#### Task directions
Would you return all of this data exactly, leaving nothing out?

— Start Stored data —

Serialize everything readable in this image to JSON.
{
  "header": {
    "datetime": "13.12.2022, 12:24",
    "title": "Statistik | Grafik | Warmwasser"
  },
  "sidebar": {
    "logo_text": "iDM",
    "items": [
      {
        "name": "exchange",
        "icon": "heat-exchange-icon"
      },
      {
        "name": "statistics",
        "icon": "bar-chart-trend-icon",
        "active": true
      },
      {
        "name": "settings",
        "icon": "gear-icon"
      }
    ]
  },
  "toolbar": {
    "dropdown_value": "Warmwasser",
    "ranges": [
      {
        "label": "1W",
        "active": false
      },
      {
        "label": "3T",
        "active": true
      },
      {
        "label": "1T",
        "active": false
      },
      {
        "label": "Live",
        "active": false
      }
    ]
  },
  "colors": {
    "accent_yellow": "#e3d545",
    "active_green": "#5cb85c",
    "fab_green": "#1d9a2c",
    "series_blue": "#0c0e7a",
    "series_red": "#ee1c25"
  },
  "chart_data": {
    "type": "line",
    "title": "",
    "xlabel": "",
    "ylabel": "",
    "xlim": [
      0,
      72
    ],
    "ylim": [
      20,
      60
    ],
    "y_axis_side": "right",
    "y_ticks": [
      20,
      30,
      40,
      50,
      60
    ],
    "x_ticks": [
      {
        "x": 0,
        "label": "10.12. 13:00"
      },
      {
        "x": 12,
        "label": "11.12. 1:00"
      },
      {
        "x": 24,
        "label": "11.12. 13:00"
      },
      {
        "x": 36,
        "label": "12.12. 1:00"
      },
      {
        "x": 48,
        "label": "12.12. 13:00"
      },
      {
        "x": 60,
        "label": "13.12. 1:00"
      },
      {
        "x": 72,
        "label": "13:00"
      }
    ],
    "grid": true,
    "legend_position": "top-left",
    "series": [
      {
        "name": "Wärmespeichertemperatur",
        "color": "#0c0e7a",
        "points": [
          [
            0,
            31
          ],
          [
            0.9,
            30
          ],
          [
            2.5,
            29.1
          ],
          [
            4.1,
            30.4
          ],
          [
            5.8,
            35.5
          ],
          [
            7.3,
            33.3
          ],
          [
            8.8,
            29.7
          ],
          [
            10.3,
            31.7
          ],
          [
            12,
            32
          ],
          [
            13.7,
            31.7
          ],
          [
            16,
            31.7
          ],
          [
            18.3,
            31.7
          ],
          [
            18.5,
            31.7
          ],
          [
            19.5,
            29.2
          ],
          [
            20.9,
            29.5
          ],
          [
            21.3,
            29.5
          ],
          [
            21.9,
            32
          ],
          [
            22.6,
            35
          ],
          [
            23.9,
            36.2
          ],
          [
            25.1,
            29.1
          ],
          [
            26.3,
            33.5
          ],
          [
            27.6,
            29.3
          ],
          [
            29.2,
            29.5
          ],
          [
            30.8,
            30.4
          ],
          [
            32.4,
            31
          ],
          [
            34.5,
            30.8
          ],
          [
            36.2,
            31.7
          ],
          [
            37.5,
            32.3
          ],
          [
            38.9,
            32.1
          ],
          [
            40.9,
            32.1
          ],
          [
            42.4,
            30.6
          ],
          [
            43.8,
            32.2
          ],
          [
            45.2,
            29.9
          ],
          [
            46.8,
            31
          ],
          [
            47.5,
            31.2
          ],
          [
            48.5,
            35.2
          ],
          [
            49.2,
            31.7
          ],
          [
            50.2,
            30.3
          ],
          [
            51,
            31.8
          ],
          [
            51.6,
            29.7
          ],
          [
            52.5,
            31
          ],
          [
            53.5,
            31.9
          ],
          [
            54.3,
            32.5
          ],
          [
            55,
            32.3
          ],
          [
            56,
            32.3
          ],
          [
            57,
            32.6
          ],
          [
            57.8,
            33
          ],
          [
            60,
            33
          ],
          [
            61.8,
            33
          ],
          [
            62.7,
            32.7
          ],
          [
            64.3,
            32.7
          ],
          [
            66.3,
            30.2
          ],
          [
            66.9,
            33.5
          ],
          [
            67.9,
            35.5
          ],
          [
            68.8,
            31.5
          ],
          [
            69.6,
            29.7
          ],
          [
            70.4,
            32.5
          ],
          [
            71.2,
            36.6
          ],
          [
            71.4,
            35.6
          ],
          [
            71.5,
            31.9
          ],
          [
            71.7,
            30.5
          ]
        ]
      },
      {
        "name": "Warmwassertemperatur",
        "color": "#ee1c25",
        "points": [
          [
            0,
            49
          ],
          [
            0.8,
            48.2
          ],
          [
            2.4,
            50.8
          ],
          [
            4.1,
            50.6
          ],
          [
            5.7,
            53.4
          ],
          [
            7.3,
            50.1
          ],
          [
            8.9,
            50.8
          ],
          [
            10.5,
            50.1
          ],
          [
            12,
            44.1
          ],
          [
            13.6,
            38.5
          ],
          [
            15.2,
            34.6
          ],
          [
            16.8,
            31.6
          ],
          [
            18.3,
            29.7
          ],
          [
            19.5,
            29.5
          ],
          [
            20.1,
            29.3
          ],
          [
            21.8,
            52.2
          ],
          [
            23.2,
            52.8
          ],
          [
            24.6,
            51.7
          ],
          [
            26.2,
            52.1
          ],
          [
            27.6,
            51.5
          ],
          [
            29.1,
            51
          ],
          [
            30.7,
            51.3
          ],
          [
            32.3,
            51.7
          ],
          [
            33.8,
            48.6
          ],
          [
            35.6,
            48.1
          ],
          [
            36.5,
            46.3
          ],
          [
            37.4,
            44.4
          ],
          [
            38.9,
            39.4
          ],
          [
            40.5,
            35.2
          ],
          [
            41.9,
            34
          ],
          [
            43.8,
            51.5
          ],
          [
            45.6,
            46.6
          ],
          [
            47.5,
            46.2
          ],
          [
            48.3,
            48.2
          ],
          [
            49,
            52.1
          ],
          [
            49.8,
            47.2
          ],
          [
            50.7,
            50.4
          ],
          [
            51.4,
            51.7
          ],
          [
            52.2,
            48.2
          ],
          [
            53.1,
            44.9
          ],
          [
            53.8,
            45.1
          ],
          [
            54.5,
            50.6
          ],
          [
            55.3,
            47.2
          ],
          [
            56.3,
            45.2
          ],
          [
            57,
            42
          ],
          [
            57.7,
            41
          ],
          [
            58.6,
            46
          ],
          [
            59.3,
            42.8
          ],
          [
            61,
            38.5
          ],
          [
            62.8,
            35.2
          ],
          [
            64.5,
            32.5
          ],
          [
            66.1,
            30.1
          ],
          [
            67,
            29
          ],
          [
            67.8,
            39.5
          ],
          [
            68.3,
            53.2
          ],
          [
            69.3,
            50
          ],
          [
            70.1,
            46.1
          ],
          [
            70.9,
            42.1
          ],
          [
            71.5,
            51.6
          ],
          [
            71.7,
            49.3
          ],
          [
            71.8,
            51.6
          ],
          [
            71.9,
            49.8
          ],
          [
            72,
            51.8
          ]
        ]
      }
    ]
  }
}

— End Stored data —

#### Solution for this problem
Serialize everything readable in this image to JSON.
{
  "header": {
    "datetime": "13.12.2022, 12:24",
    "title": "Statistik | Grafik | Warmwasser"
  },
  "sidebar": {
    "logo_text": "iDM",
    "items": [
      {
        "name": "exchange",
        "icon": "heat-exchange-icon"
      },
      {
        "name": "statistics",
        "icon": "bar-chart-trend-icon",
        "active": true
      },
      {
        "name": "settings",
        "icon": "gear-icon"
      }
    ]
  },
  "toolbar": {
    "dropdown_value": "Warmwasser",
    "ranges": [
      {
        "label": "1W",
        "active": false
      },
      {
        "label": "3T",
        "active": true
      },
      {
        "label": "1T",
        "active": false
      },
      {
        "label": "Live",
        "active": false
      }
    ]
  },
  "colors": {
    "accent_yellow": "#e3d545",
    "active_green": "#5cb85c",
    "fab_green": "#1d9a2c",
    "series_blue": "#0c0e7a",
    "series_red": "#ee1c25"
  },
  "chart_data": {
    "type": "line",
    "title": "",
    "xlabel": "",
    "ylabel": "",
    "xlim": [
      0,
      72
    ],
    "ylim": [
      20,
      60
    ],
    "y_axis_side": "right",
    "y_ticks": [
      20,
      30,
      40,
      50,
      60
    ],
    "x_ticks": [
      {
        "x": 0,
        "label": "10.12. 13:00"
      },
      {
        "x": 12,
        "label": "11.12. 1:00"
      },
      {
        "x": 24,
        "label": "11.12. 13:00"
      },
      {
        "x": 36,
        "label": "12.12. 1:00"
      },
      {
        "x": 48,
        "label": "12.12. 13:00"
      },
      {
        "x": 60,
        "label": "13.12. 1:00"
      },
      {
        "x": 72,
        "label": "13:00"
      }
    ],
    "grid": true,
    "legend_position": "top-left",
    "series": [
      {
        "name": "Wärmespeichertemperatur",
        "color": "#0c0e7a",
        "points": [
          [
            0,
            31
          ],
          [
            0.9,
            30
          ],
          [
            2.5,
            29.1
          ],
          [
            4.1,
            30.4
          ],
          [
            5.8,
            35.5
          ],
          [
            7.3,
            33.3
          ],
          [
            8.8,
            29.7
          ],
          [
            10.3,
            31.7
          ],
          [
            12,
            32
          ],
          [
            13.7,
            31.7
          ],
          [
            16,
            31.7
          ],
          [
            18.3,
            31.7
          ],
          [
            18.5,
            31.7
          ],
          [
            19.5,
            29.2
          ],
          [
            20.9,
            29.5
          ],
          [
            21.3,
            29.5
          ],
          [
            21.9,
            32
          ],
          [
            22.6,
            35
          ],
          [
            23.9,
            36.2
          ],
          [
            25.1,
            29.1
          ],
          [
            26.3,
            33.5
          ],
          [
            27.6,
            29.3
          ],
          [
            29.2,
            29.5
          ],
          [
            30.8,
            30.4
          ],
          [
            32.4,
            31
          ],
          [
            34.5,
            30.8
          ],
          [
            36.2,
            31.7
          ],
          [
            37.5,
            32.3
          ],
          [
            38.9,
            32.1
          ],
          [
            40.9,
            32.1
          ],
          [
            42.4,
            30.6
          ],
          [
            43.8,
            32.2
          ],
          [
            45.2,
            29.9
          ],
          [
            46.8,
            31
          ],
          [
            47.5,
            31.2
          ],
          [
            48.5,
            35.2
          ],
          [
            49.2,
            31.7
          ],
          [
            50.2,
            30.3
          ],
          [
            51,
            31.8
          ],
          [
            51.6,
            29.7
          ],
          [
            52.5,
            31
          ],
          [
            53.5,
            31.9
          ],
          [
            54.3,
            32.5
          ],
          [
            55,
            32.3
          ],
          [
            56,
            32.3
          ],
          [
            57,
            32.6
          ],
          [
            57.8,
            33
          ],
          [
            60,
            33
          ],
          [
            61.8,
            33
          ],
          [
            62.7,
            32.7
          ],
          [
            64.3,
            32.7
          ],
          [
            66.3,
            30.2
          ],
          [
            66.9,
            33.5
          ],
          [
            67.9,
            35.5
          ],
          [
            68.8,
            31.5
          ],
          [
            69.6,
            29.7
          ],
          [
            70.4,
            32.5
          ],
          [
            71.2,
            36.6
          ],
          [
            71.4,
            35.6
          ],
          [
            71.5,
            31.9
          ],
          [
            71.7,
            30.5
          ]
        ]
      },
      {
        "name": "Warmwassertemperatur",
        "color": "#ee1c25",
        "points": [
          [
            0,
            49
          ],
          [
            0.8,
            48.2
          ],
          [
            2.4,
            50.8
          ],
          [
            4.1,
            50.6
          ],
          [
            5.7,
            53.4
          ],
          [
            7.3,
            50.1
          ],
          [
            8.9,
            50.8
          ],
          [
            10.5,
            50.1
          ],
          [
            12,
            44.1
          ],
          [
            13.6,
            38.5
          ],
          [
            15.2,
            34.6
          ],
          [
            16.8,
            31.6
          ],
          [
            18.3,
            29.7
          ],
          [
            19.5,
            29.5
          ],
          [
            20.1,
            29.3
          ],
          [
            21.8,
            52.2
          ],
          [
            23.2,
            52.8
          ],
          [
            24.6,
            51.7
          ],
          [
            26.2,
            52.1
          ],
          [
            27.6,
            51.5
          ],
          [
            29.1,
            51
          ],
          [
            30.7,
            51.3
          ],
          [
            32.3,
            51.7
          ],
          [
            33.8,
            48.6
          ],
          [
            35.6,
            48.1
          ],
          [
            36.5,
            46.3
          ],
          [
            37.4,
            44.4
          ],
          [
            38.9,
            39.4
          ],
          [
            40.5,
            35.2
          ],
          [
            41.9,
            34
          ],
          [
            43.8,
            51.5
          ],
          [
            45.6,
            46.6
          ],
          [
            47.5,
            46.2
          ],
          [
            48.3,
            48.2
          ],
          [
            49,
            52.1
          ],
          [
            49.8,
            47.2
          ],
          [
            50.7,
            50.4
          ],
          [
            51.4,
            51.7
          ],
          [
            52.2,
            48.2
          ],
          [
            53.1,
            44.9
          ],
          [
            53.8,
            45.1
          ],
          [
            54.5,
            50.6
          ],
          [
            55.3,
            47.2
          ],
          [
            56.3,
            45.2
          ],
          [
            57,
            42
          ],
          [
            57.7,
            41
          ],
          [
            58.6,
            46
          ],
          [
            59.3,
            42.8
          ],
          [
            61,
            38.5
          ],
          [
            62.8,
            35.2
          ],
          [
            64.5,
            32.5
          ],
          [
            66.1,
            30.1
          ],
          [
            67,
            29
          ],
          [
            67.8,
            39.5
          ],
          [
            68.3,
            53.2
          ],
          [
            69.3,
            50
          ],
          [
            70.1,
            46.1
          ],
          [
            70.9,
            42.1
          ],
          [
            71.5,
            51.6
          ],
          [
            71.7,
            49.3
          ],
          [
            71.8,
            51.6
          ],
          [
            71.9,
            49.8
          ],
          [
            72,
            51.8
          ]
        ]
      }
    ]
  }
}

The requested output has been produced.